WRITTEN PROBLEM: Reply with nothing except the number of lines that contain the word "icon".

DATASET EXTRACT:
## BEGIN
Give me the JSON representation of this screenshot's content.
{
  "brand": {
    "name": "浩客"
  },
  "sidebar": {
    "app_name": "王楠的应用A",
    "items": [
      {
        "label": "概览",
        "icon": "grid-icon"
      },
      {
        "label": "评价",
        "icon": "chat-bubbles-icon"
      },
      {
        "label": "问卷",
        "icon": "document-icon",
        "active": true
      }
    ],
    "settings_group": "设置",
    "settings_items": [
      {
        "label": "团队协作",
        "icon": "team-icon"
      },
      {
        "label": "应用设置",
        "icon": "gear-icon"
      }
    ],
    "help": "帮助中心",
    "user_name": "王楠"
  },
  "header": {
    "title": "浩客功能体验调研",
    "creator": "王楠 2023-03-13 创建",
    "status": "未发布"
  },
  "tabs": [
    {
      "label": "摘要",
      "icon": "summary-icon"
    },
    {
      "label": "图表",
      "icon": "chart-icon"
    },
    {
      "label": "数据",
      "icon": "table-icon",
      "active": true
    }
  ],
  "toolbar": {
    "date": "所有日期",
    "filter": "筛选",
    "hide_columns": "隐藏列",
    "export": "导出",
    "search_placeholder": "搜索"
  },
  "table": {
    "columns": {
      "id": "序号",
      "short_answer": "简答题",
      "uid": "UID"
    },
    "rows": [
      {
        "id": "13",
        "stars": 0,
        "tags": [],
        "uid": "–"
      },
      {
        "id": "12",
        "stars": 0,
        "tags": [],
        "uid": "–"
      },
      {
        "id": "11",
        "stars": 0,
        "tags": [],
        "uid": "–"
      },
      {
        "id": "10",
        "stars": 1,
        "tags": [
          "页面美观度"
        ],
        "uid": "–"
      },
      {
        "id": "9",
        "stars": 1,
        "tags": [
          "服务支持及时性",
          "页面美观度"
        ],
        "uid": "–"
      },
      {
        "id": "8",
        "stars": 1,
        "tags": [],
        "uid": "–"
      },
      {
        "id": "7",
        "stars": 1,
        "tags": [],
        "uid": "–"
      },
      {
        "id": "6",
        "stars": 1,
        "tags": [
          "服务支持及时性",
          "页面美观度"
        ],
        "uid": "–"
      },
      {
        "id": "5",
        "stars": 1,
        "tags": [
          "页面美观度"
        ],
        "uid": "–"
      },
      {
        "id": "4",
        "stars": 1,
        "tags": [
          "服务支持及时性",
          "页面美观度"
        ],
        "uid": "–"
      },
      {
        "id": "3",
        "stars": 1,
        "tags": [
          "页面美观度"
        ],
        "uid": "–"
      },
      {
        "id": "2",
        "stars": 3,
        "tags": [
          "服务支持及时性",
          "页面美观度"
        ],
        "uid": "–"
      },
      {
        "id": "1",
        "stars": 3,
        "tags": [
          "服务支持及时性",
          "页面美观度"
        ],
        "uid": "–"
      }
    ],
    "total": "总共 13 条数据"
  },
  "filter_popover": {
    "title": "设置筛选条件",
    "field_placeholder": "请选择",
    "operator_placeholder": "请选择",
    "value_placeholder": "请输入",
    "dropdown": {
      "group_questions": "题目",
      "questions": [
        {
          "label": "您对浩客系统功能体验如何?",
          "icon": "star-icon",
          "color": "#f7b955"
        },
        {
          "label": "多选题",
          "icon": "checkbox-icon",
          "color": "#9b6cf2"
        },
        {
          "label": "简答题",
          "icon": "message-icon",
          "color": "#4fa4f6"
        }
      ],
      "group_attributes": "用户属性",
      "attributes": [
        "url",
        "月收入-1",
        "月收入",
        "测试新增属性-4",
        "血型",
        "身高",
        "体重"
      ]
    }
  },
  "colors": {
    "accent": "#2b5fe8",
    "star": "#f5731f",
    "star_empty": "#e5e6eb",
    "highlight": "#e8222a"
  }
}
## END
RESULT FOR THIS TASK: 11